Task details: Below are records to transcribe exactly, without their pictures.

Supplied data:
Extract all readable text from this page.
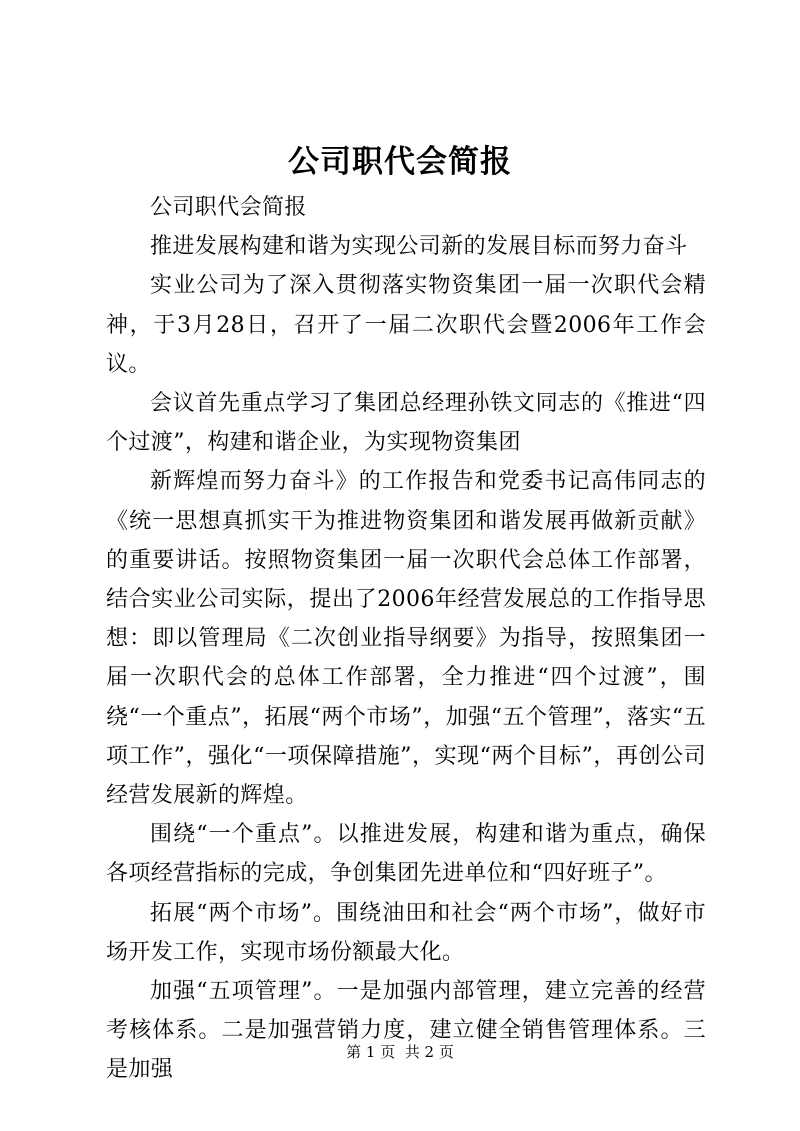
公司职代会简报

公司职代会简报

推进发展构建和谐为实现公司新的发展目标而努力奋斗

实业公司为了深入贯彻落实物资集团一届一次职代会精神，于3月28日，召开了一届二次职代会暨2006年工作会议。

会议首先重点学习了集团总经理孙铁文同志的《推进“四个过渡”，构建和谐企业，为实现物资集团

新辉煌而努力奋斗》的工作报告和党委书记高伟同志的《统一思想真抓实干为推进物资集团和谐发展再做新贡献》的重要讲话。按照物资集团一届一次职代会总体工作部署，结合实业公司实际，提出了2006年经营发展总的工作指导思想：即以管理局《二次创业指导纲要》为指导，按照集团一届一次职代会的总体工作部署，全力推进“四个过渡”，围绕“一个重点”，拓展“两个市场”，加强“五个管理”，落实“五项工作”，强化“一项保障措施”，实现“两个目标”，再创公司经营发展新的辉煌。

围绕“一个重点”。以推进发展，构建和谐为重点，确保各项经营指标的完成，争创集团先进单位和“四好班子”。

拓展“两个市场”。围绕油田和社会“两个市场”，做好市场开发工作，实现市场份额最大化。

加强“五项管理”。一是加强内部管理，建立完善的经营考核体系。二是加强营销力度，建立健全销售管理体系。三是加强

第 1 页 共 2 页
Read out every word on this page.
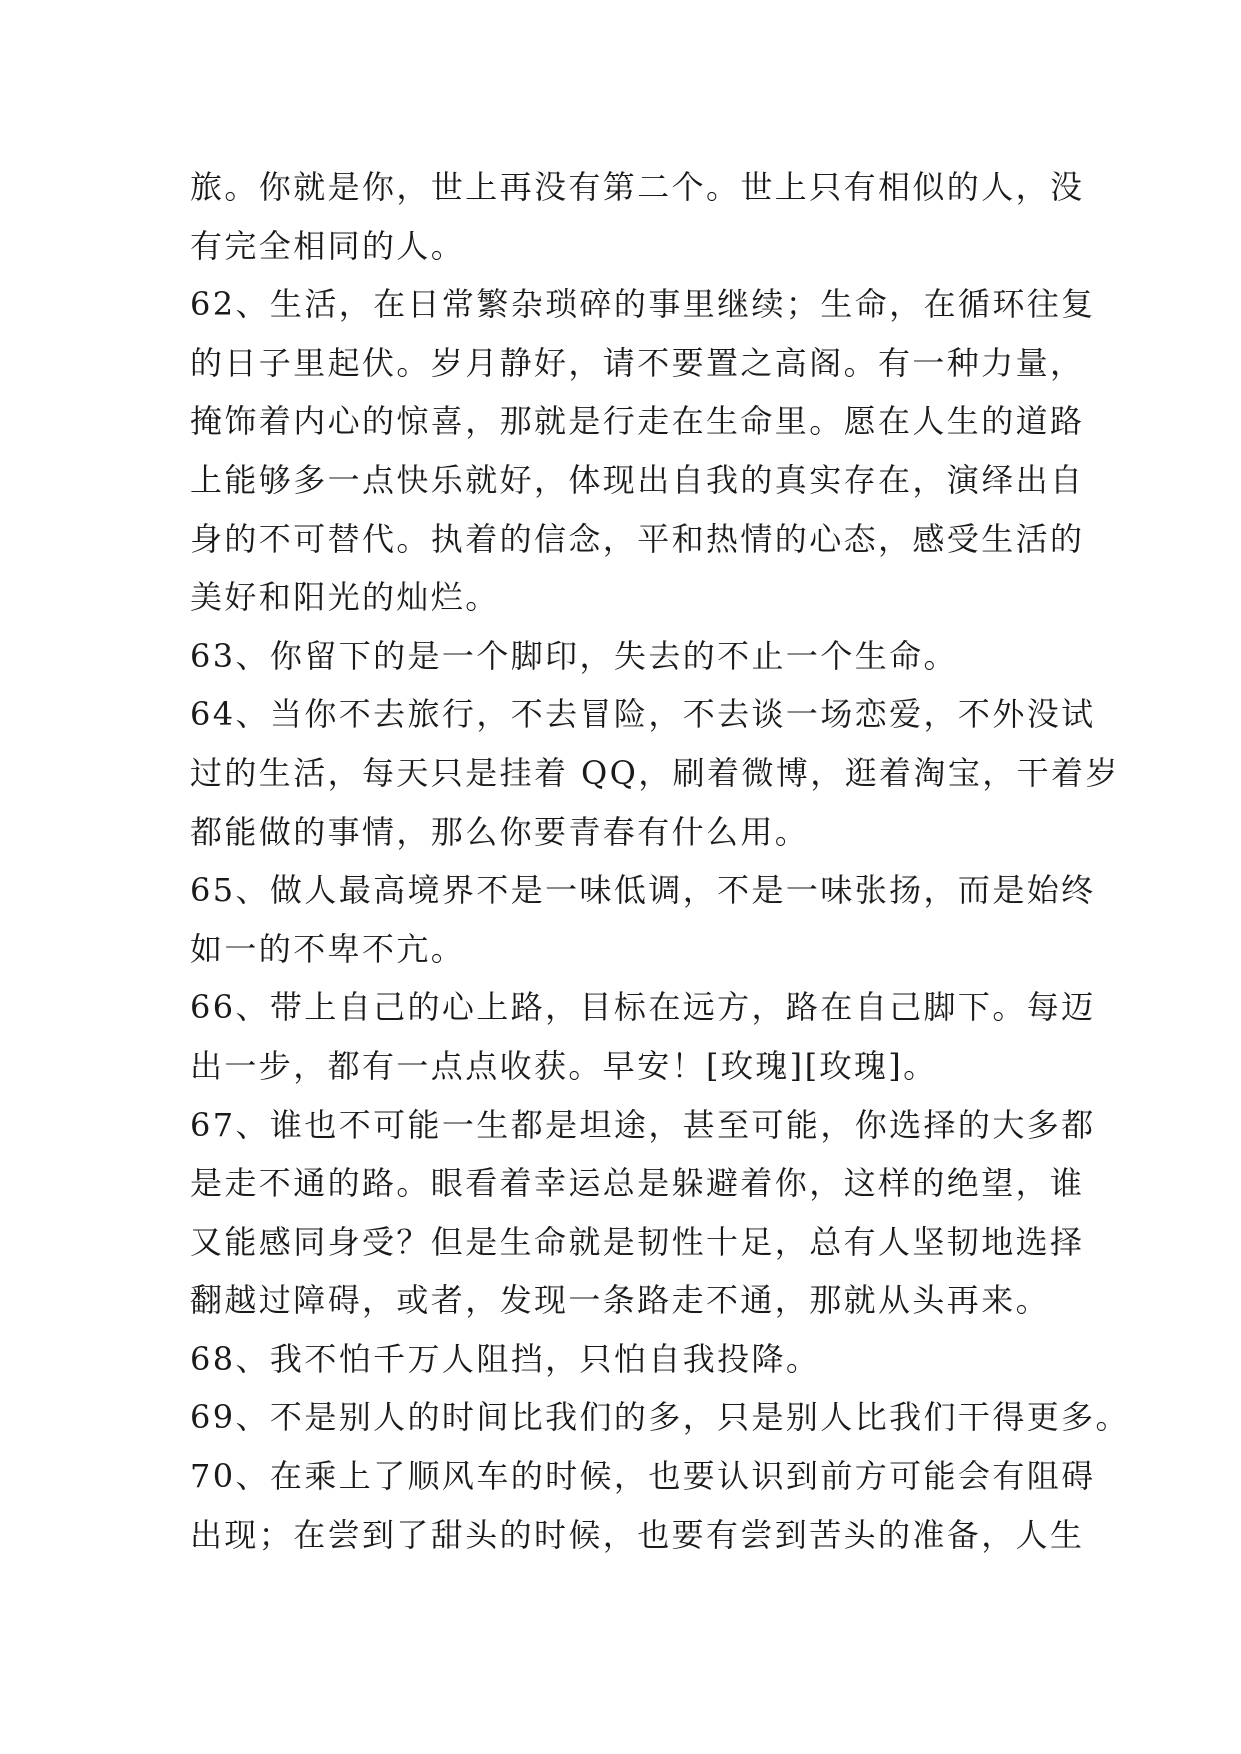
旅。你就是你，世上再没有第二个。世上只有相似的人，没
有完全相同的人。
62、生活，在日常繁杂琐碎的事里继续；生命，在循环往复
的日子里起伏。岁月静好，请不要置之高阁。有一种力量，
掩饰着内心的惊喜，那就是行走在生命里。愿在人生的道路
上能够多一点快乐就好，体现出自我的真实存在，演绎出自
身的不可替代。执着的信念，平和热情的心态，感受生活的
美好和阳光的灿烂。
63、你留下的是一个脚印，失去的不止一个生命。
64、当你不去旅行，不去冒险，不去谈一场恋爱，不外没试
过的生活，每天只是挂着 QQ，刷着微博，逛着淘宝，干着岁
都能做的事情，那么你要青春有什么用。
65、做人最高境界不是一味低调，不是一味张扬，而是始终
如一的不卑不亢。
66、带上自己的心上路，目标在远方，路在自己脚下。每迈
出一步，都有一点点收获。早安！[玫瑰][玫瑰]。
67、谁也不可能一生都是坦途，甚至可能，你选择的大多都
是走不通的路。眼看着幸运总是躲避着你，这样的绝望，谁
又能感同身受？但是生命就是韧性十足，总有人坚韧地选择
翻越过障碍，或者，发现一条路走不通，那就从头再来。
68、我不怕千万人阻挡，只怕自我投降。
69、不是别人的时间比我们的多，只是别人比我们干得更多。
70、在乘上了顺风车的时候，也要认识到前方可能会有阻碍
出现；在尝到了甜头的时候，也要有尝到苦头的准备，人生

Reply:
Extract all readable text from this page.
公司职代会简报

公司职代会简报

推进发展构建和谐为实现公司新的发展目标而努力奋斗

实业公司为了深入贯彻落实物资集团一届一次职代会精神，于3月28日，召开了一届二次职代会暨2006年工作会议。

会议首先重点学习了集团总经理孙铁文同志的《推进“四个过渡”，构建和谐企业，为实现物资集团

新辉煌而努力奋斗》的工作报告和党委书记高伟同志的《统一思想真抓实干为推进物资集团和谐发展再做新贡献》的重要讲话。按照物资集团一届一次职代会总体工作部署，结合实业公司实际，提出了2006年经营发展总的工作指导思想：即以管理局《二次创业指导纲要》为指导，按照集团一届一次职代会的总体工作部署，全力推进“四个过渡”，围绕“一个重点”，拓展“两个市场”，加强“五个管理”，落实“五项工作”，强化“一项保障措施”，实现“两个目标”，再创公司经营发展新的辉煌。

围绕“一个重点”。以推进发展，构建和谐为重点，确保各项经营指标的完成，争创集团先进单位和“四好班子”。

拓展“两个市场”。围绕油田和社会“两个市场”，做好市场开发工作，实现市场份额最大化。

加强“五项管理”。一是加强内部管理，建立完善的经营考核体系。二是加强营销力度，建立健全销售管理体系。三是加强

第 1 页 共 2 页
Read out every word on this page.
旅。你就是你，世上再没有第二个。世上只有相似的人，没
有完全相同的人。
62、生活，在日常繁杂琐碎的事里继续；生命，在循环往复
的日子里起伏。岁月静好，请不要置之高阁。有一种力量，
掩饰着内心的惊喜，那就是行走在生命里。愿在人生的道路
上能够多一点快乐就好，体现出自我的真实存在，演绎出自
身的不可替代。执着的信念，平和热情的心态，感受生活的
美好和阳光的灿烂。
63、你留下的是一个脚印，失去的不止一个生命。
64、当你不去旅行，不去冒险，不去谈一场恋爱，不外没试
过的生活，每天只是挂着 QQ，刷着微博，逛着淘宝，干着岁
都能做的事情，那么你要青春有什么用。
65、做人最高境界不是一味低调，不是一味张扬，而是始终
如一的不卑不亢。
66、带上自己的心上路，目标在远方，路在自己脚下。每迈
出一步，都有一点点收获。早安！[玫瑰][玫瑰]。
67、谁也不可能一生都是坦途，甚至可能，你选择的大多都
是走不通的路。眼看着幸运总是躲避着你，这样的绝望，谁
又能感同身受？但是生命就是韧性十足，总有人坚韧地选择
翻越过障碍，或者，发现一条路走不通，那就从头再来。
68、我不怕千万人阻挡，只怕自我投降。
69、不是别人的时间比我们的多，只是别人比我们干得更多。
70、在乘上了顺风车的时候，也要认识到前方可能会有阻碍
出现；在尝到了甜头的时候，也要有尝到苦头的准备，人生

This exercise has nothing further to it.